◆ Stated goal ◆
Reproduce the entries exactly.
:: Input records ::
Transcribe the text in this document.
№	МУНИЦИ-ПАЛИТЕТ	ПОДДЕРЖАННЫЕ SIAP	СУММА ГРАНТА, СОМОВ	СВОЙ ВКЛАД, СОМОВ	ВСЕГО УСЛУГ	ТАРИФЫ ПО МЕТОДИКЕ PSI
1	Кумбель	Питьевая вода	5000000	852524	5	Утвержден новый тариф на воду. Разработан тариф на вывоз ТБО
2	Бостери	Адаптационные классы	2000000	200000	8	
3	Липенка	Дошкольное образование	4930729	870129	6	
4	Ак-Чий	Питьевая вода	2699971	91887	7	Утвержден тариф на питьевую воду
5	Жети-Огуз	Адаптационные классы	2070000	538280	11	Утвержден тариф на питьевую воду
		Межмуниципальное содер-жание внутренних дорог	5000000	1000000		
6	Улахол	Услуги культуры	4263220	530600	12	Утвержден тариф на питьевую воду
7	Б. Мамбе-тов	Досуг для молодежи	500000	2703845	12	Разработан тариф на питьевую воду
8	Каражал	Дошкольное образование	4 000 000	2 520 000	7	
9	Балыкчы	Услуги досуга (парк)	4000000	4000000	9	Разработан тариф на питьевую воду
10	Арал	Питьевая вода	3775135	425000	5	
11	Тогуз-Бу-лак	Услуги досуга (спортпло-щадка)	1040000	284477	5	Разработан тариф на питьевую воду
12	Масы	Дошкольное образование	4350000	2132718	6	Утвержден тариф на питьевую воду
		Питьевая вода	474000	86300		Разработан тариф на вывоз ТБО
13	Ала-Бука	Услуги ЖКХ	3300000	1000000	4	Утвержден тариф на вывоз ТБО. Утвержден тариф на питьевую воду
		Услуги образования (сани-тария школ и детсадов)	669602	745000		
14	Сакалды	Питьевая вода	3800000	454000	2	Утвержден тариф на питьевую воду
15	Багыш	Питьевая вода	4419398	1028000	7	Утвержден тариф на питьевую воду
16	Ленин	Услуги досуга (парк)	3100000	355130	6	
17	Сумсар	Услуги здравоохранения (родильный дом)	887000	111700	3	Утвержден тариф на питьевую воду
:::
◆ Answer to the task ◆
Transcribe the text in this document.
№	МУНИЦИ-ПАЛИТЕТ	ПОДДЕРЖАННЫЕ SIAP	СУММА ГРАНТА, СОМОВ	СВОЙ ВКЛАД, СОМОВ	ВСЕГО УСЛУГ	ТАРИФЫ ПО МЕТОДИКЕ PSI
1	Кумбель	Питьевая вода	5000000	852524	5	Утвержден новый тариф на воду. Разработан тариф на вывоз ТБО
2	Бостери	Адаптационные классы	2000000	200000	8	
3	Липенка	Дошкольное образование	4930729	870129	6	
4	Ак-Чий	Питьевая вода	2699971	91887	7	Утвержден тариф на питьевую воду
5	Жети-Огуз	Адаптационные классы	2070000	538280	11	Утвержден тариф на питьевую воду
		Межмуниципальное содер-жание внутренних дорог	5000000	1000000		
6	Улахол	Услуги культуры	4263220	530600	12	Утвержден тариф на питьевую воду
7	Б. Мамбе-тов	Досуг для молодежи	500000	2703845	12	Разработан тариф на питьевую воду
8	Каражал	Дошкольное образование	4 000 000	2 520 000	7	
9	Балыкчы	Услуги досуга (парк)	4000000	4000000	9	Разработан тариф на питьевую воду
10	Арал	Питьевая вода	3775135	425000	5	
11	Тогуз-Бу-лак	Услуги досуга (спортпло-щадка)	1040000	284477	5	Разработан тариф на питьевую воду
12	Масы	Дошкольное образование	4350000	2132718	6	Утвержден тариф на питьевую воду
		Питьевая вода	474000	86300		Разработан тариф на вывоз ТБО
13	Ала-Бука	Услуги ЖКХ	3300000	1000000	4	Утвержден тариф на вывоз ТБО. Утвержден тариф на питьевую воду
		Услуги образования (сани-тария школ и детсадов)	669602	745000		
14	Сакалды	Питьевая вода	3800000	454000	2	Утвержден тариф на питьевую воду
15	Багыш	Питьевая вода	4419398	1028000	7	Утвержден тариф на питьевую воду
16	Ленин	Услуги досуга (парк)	3100000	355130	6	
17	Сумсар	Услуги здравоохранения (родильный дом)	887000	111700	3	Утвержден тариф на питьевую воду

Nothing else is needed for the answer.